╔══

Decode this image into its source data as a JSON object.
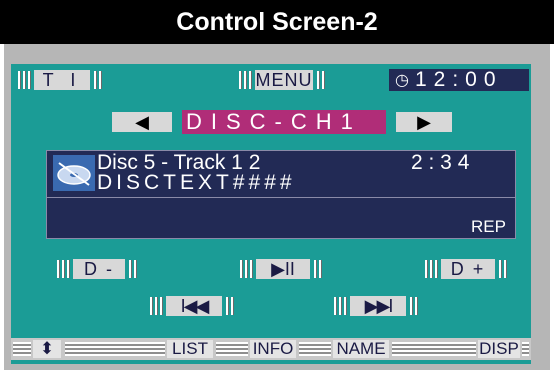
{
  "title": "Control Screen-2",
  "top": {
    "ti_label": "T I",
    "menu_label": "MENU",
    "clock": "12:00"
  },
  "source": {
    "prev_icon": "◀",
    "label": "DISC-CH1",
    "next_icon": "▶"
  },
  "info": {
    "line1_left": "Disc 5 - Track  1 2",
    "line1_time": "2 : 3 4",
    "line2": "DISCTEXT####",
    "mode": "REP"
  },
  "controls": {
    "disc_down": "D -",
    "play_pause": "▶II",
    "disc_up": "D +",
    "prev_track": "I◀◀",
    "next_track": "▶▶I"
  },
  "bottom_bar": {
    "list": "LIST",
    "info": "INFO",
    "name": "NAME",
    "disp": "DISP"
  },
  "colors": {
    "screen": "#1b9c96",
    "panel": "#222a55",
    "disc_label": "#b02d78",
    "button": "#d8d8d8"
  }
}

╚══
╔══

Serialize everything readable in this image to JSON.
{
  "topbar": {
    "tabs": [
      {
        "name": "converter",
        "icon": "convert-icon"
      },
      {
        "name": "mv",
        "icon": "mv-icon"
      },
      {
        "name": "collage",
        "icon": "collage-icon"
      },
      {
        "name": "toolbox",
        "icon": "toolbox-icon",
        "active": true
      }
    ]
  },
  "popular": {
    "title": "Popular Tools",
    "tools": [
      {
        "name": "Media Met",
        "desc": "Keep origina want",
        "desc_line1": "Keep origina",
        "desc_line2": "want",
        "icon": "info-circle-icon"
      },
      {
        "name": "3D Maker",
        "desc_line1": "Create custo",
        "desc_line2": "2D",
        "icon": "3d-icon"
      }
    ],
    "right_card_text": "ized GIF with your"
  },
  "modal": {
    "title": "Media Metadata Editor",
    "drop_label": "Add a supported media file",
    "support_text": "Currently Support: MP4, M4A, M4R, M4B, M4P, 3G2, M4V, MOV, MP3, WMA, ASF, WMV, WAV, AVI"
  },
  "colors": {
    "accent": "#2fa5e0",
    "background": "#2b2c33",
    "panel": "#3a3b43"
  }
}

╚══

- **SET EXERCISE**: Where a line above includes "origina", copy that line.

- **RESPONSE FOR THIS EXERCISE**:
        "desc": "Keep origina want",
        "desc_line1": "Keep origina",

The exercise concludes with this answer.